*Records from a dataset*.
<<<<

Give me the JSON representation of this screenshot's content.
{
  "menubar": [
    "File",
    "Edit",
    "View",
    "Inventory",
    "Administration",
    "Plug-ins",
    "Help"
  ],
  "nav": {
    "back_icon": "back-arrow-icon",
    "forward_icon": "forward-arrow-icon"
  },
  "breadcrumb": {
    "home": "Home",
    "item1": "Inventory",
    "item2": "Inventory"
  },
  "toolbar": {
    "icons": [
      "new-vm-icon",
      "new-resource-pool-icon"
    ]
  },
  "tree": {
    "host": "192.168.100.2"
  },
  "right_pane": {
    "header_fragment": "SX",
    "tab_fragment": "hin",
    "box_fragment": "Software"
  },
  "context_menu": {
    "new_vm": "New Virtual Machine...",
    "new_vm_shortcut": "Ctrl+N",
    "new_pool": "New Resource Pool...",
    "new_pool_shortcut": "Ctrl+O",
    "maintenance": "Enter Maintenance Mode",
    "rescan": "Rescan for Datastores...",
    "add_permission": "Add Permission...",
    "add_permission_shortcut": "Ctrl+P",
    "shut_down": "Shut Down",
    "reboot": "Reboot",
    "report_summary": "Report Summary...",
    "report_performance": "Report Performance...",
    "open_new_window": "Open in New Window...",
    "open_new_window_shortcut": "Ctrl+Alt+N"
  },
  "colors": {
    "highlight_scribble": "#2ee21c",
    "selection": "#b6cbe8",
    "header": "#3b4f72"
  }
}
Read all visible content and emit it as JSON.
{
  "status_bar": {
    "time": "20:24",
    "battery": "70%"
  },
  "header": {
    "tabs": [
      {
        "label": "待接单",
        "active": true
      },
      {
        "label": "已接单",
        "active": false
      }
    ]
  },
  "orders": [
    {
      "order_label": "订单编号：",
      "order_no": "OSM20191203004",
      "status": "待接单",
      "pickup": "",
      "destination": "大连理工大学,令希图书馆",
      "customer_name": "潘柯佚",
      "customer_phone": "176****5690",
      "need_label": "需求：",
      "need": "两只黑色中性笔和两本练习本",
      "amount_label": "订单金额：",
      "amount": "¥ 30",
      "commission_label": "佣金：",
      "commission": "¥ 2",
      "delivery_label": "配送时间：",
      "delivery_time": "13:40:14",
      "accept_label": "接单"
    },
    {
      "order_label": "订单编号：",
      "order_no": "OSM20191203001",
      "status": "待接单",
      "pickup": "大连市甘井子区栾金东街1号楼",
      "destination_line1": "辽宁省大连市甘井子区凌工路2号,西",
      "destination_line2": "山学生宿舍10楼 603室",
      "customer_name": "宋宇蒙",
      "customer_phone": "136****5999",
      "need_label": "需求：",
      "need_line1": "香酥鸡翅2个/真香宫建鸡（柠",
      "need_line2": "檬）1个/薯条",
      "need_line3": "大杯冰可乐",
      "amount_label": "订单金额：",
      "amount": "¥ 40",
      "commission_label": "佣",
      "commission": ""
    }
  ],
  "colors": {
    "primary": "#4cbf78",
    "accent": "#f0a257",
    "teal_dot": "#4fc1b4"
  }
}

>>>>

*What you will do*.
From the data above, show each line that contains "Report".

*Written response*.
    "report_summary": "Report Summary...",
    "report_performance": "Report Performance...",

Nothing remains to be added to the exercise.